# Work to do
Check each line of the entries below for the string "NCDs" and state how many lines have it, with no other text.

# Raw records
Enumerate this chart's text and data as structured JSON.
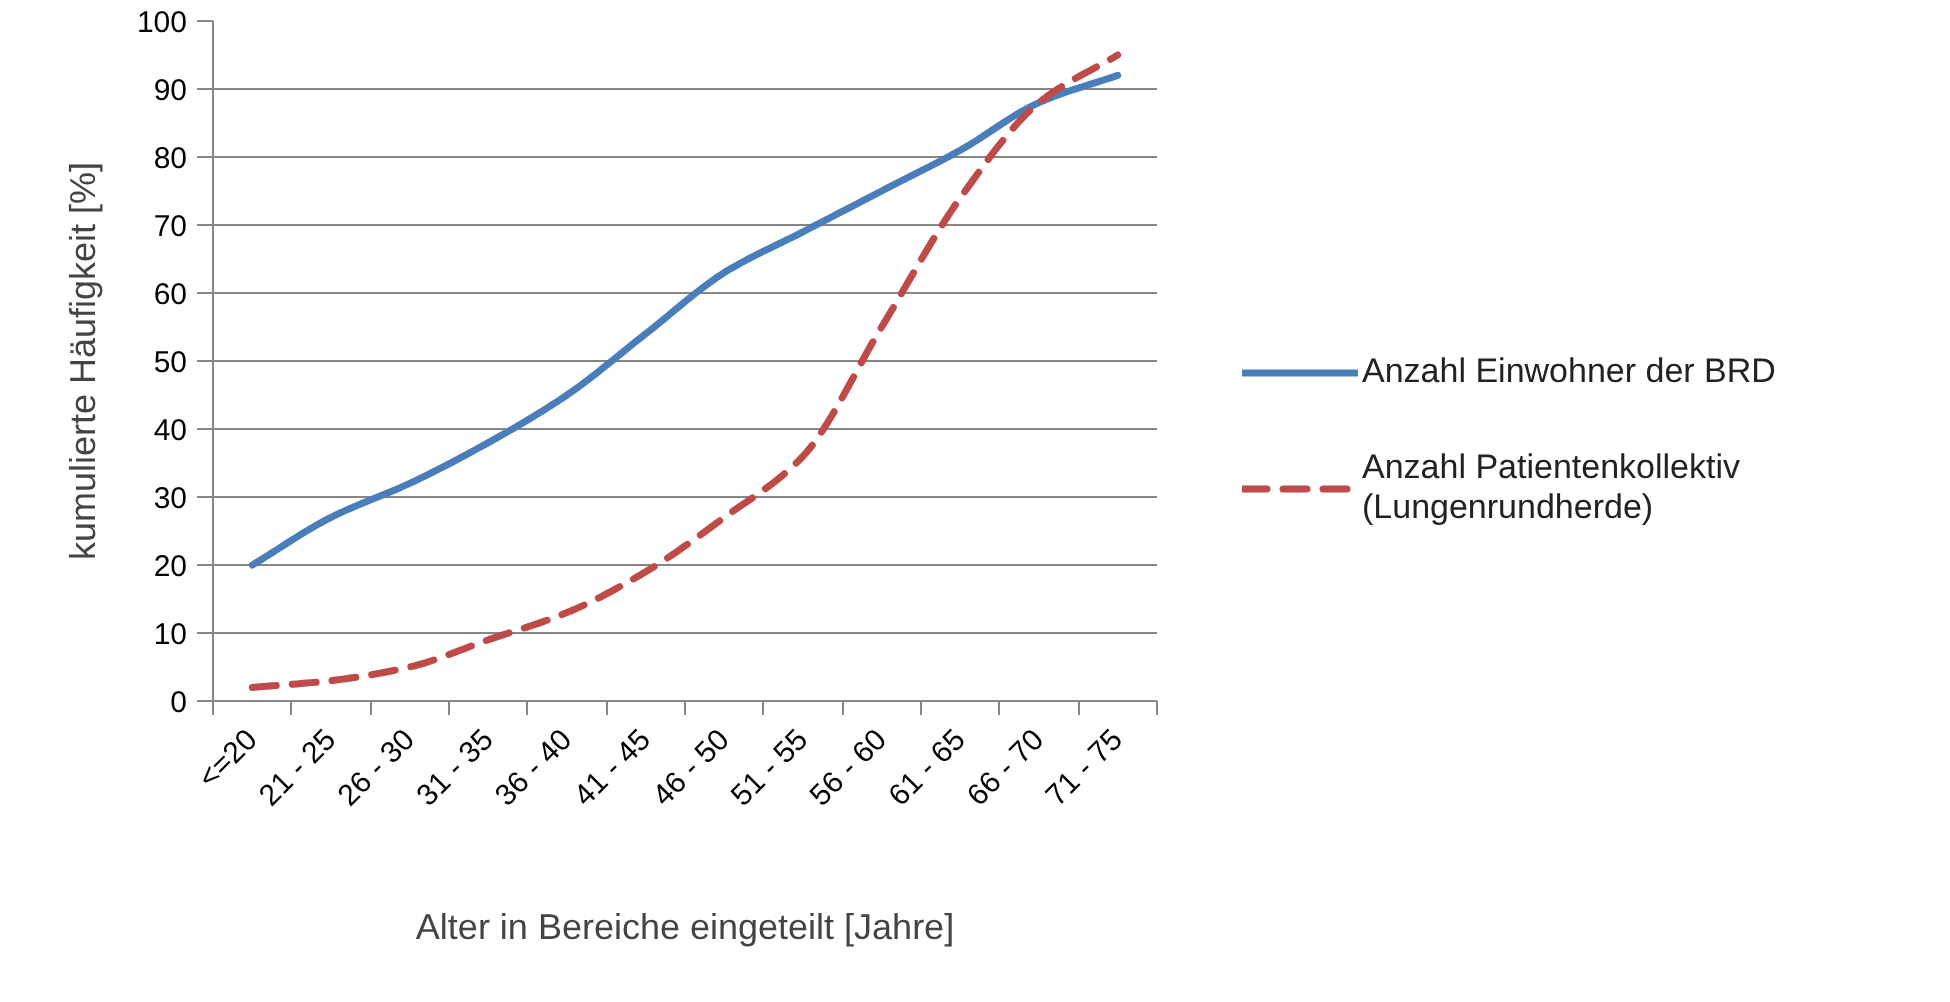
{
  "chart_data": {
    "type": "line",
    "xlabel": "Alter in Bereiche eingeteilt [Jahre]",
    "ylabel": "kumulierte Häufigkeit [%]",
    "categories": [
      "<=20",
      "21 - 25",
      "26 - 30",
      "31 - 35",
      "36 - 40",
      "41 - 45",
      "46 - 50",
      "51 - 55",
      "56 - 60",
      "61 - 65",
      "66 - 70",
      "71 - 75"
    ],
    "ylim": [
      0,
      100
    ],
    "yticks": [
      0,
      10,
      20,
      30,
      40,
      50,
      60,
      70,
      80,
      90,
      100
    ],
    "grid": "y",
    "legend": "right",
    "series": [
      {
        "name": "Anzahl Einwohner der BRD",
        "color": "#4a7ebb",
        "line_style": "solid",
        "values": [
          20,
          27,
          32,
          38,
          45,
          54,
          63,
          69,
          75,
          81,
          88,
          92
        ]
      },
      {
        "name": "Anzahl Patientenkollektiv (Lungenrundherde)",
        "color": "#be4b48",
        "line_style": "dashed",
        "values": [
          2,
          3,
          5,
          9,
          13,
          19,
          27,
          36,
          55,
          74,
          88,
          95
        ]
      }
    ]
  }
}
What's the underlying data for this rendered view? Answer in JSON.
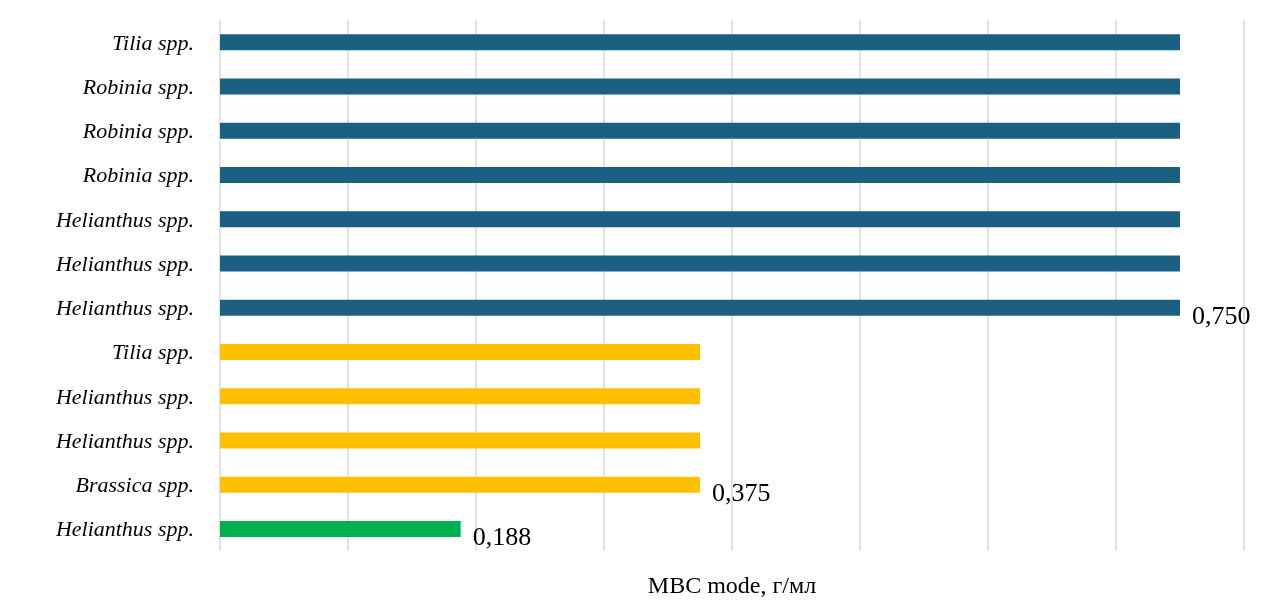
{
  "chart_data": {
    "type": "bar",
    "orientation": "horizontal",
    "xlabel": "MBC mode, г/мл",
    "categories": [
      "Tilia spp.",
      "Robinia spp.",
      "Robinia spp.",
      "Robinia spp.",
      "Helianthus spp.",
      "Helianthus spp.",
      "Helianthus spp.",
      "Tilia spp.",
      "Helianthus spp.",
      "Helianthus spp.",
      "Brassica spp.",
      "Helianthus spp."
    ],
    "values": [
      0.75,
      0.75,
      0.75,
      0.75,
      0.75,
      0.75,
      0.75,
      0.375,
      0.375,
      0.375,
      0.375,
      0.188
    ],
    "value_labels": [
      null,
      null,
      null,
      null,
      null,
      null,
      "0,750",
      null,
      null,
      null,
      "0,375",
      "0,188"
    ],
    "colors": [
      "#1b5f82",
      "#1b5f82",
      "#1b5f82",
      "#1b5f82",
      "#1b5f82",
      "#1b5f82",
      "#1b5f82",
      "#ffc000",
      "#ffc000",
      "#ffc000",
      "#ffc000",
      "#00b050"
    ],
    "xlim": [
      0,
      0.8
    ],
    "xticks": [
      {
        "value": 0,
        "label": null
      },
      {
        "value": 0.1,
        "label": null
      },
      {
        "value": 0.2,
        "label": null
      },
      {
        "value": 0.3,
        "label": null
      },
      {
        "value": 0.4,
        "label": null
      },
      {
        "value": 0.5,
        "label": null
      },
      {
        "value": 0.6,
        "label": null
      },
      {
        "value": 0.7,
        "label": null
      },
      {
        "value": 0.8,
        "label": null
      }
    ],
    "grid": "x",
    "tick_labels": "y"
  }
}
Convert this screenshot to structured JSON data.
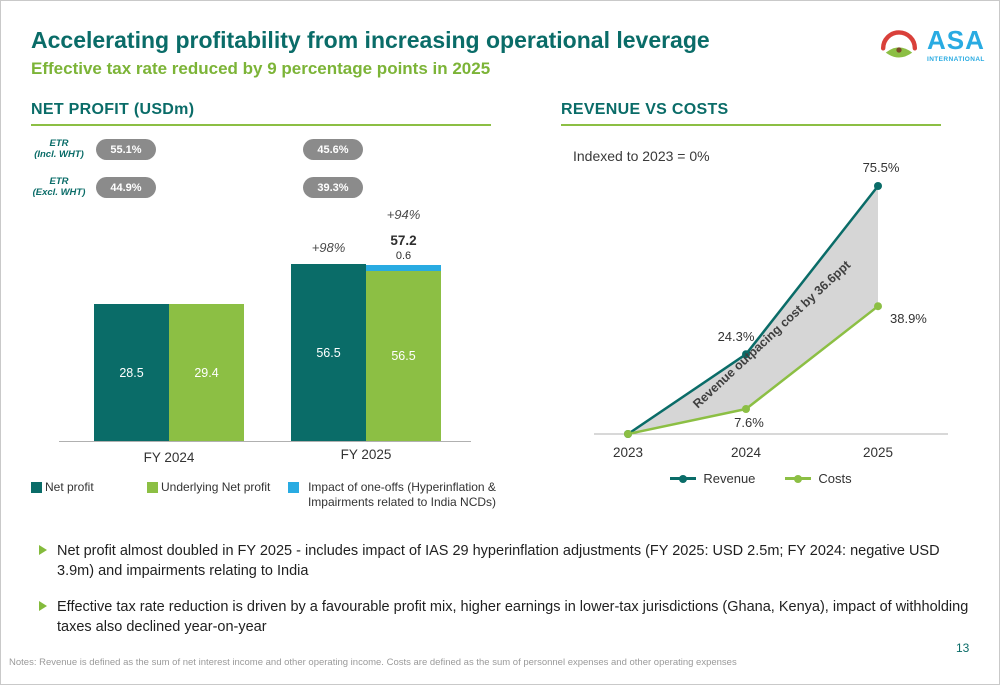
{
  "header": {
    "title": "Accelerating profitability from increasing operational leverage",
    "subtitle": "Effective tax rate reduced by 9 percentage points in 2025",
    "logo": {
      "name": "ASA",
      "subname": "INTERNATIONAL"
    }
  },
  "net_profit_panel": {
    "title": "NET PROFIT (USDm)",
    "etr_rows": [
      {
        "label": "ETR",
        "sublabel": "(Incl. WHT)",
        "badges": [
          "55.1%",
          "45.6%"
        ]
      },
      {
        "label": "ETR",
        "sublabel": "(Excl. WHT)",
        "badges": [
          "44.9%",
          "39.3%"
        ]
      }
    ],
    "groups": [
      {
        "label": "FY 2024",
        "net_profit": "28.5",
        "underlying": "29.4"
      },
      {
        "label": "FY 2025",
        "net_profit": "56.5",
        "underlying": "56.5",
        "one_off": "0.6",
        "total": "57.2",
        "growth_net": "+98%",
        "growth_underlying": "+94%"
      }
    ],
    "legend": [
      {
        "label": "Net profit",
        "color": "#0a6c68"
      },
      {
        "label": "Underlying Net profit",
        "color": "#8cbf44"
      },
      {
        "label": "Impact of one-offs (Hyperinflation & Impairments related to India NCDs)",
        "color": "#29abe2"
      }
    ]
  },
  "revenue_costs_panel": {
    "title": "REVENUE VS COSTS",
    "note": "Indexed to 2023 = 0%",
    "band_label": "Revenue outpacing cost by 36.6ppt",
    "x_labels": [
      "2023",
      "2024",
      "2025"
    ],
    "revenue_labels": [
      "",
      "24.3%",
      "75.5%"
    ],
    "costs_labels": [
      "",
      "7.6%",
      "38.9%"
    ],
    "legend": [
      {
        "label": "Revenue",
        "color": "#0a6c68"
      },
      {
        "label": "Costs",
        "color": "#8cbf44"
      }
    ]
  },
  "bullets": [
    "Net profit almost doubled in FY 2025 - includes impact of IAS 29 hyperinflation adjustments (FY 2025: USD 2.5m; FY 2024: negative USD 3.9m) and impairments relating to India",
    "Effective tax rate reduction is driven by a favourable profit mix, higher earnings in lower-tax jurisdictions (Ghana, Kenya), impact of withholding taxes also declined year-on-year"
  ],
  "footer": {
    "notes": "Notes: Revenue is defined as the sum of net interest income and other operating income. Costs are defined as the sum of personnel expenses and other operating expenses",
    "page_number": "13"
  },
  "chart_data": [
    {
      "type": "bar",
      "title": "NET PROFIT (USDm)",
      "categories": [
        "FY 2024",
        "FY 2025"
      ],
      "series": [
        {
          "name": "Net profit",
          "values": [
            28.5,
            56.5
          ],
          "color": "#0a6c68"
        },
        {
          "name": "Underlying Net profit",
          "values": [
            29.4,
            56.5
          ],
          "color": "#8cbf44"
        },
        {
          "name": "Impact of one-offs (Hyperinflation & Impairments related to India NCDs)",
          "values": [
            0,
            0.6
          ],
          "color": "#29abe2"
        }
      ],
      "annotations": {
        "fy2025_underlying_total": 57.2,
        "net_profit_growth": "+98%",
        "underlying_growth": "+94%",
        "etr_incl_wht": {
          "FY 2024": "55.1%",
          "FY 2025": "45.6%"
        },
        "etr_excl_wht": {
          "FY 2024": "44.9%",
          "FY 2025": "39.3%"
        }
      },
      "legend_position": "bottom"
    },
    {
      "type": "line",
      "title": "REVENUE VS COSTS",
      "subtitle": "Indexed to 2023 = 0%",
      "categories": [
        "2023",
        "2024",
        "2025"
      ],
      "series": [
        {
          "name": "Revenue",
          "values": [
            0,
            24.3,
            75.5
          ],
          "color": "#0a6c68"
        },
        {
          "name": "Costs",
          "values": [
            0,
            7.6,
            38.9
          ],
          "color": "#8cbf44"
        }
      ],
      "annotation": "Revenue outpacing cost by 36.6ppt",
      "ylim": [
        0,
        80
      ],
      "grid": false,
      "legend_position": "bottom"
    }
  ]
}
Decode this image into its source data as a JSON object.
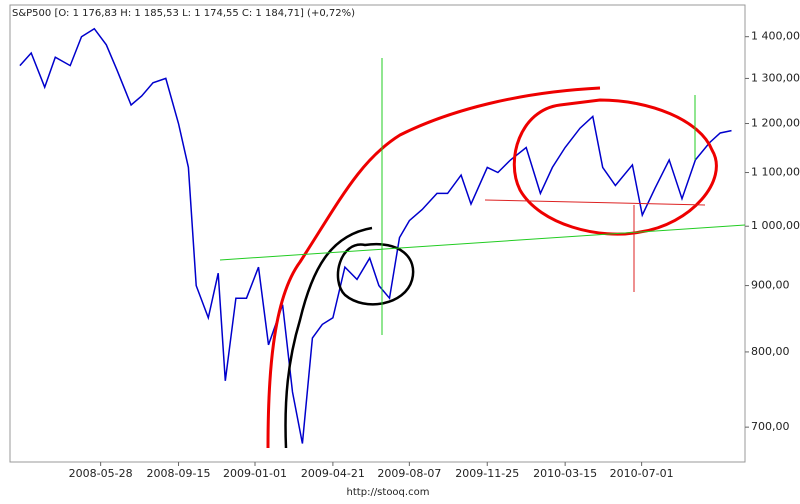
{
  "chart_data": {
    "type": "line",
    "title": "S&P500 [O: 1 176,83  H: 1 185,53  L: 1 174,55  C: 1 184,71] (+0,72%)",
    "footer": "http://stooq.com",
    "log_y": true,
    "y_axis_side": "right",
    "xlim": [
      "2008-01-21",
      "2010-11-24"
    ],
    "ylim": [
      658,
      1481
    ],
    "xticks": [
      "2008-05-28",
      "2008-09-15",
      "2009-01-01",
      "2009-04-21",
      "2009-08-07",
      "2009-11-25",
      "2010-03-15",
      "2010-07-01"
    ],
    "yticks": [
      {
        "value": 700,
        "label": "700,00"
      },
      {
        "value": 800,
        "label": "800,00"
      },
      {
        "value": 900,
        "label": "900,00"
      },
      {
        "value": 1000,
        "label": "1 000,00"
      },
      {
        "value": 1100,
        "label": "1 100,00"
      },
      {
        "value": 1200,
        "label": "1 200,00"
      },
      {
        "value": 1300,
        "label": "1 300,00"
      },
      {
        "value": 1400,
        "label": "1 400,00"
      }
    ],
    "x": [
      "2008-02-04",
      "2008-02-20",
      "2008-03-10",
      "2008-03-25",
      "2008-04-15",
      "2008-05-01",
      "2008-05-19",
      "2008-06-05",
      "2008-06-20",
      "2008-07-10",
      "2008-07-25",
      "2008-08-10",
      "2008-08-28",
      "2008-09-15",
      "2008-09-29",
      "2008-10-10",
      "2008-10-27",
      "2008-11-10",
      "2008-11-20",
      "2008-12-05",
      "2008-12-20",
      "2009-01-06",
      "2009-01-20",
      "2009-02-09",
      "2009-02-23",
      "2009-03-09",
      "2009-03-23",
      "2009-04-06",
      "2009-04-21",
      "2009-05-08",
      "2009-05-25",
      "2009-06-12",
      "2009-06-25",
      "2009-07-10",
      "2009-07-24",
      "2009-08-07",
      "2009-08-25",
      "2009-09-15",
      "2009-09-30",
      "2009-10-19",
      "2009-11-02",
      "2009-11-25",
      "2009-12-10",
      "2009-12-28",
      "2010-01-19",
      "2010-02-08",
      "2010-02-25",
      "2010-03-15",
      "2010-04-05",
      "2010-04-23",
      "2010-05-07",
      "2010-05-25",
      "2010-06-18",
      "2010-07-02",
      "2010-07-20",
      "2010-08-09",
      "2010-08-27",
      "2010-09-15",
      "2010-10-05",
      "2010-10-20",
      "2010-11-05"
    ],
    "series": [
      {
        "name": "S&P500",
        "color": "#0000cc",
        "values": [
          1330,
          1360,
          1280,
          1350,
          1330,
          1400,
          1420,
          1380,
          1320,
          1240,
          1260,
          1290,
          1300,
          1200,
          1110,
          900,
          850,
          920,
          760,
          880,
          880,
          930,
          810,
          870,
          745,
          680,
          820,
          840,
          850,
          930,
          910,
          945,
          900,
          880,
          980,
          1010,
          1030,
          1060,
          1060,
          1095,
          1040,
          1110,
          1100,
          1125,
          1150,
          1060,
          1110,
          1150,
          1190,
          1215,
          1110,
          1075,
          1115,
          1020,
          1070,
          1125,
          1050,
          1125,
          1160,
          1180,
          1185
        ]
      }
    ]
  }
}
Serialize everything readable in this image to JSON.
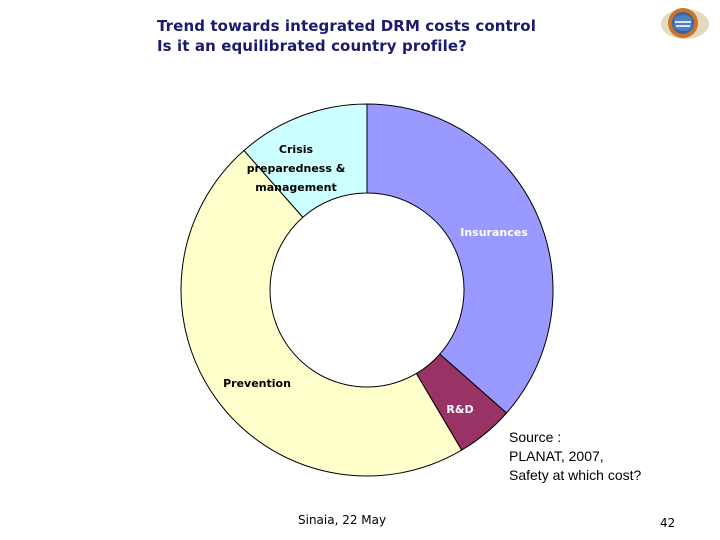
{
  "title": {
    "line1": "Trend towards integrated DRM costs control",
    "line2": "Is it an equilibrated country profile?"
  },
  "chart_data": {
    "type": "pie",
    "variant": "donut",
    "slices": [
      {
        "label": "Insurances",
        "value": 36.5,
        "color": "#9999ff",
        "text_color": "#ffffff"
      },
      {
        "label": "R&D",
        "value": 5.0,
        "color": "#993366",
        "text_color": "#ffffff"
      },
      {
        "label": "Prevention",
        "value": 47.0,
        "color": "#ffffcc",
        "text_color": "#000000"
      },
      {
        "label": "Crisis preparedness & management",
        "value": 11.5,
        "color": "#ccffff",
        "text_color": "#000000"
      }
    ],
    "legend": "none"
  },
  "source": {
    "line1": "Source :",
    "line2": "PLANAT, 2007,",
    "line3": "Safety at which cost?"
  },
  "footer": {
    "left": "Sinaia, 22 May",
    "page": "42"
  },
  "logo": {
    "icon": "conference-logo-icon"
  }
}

# Response to the exercise
2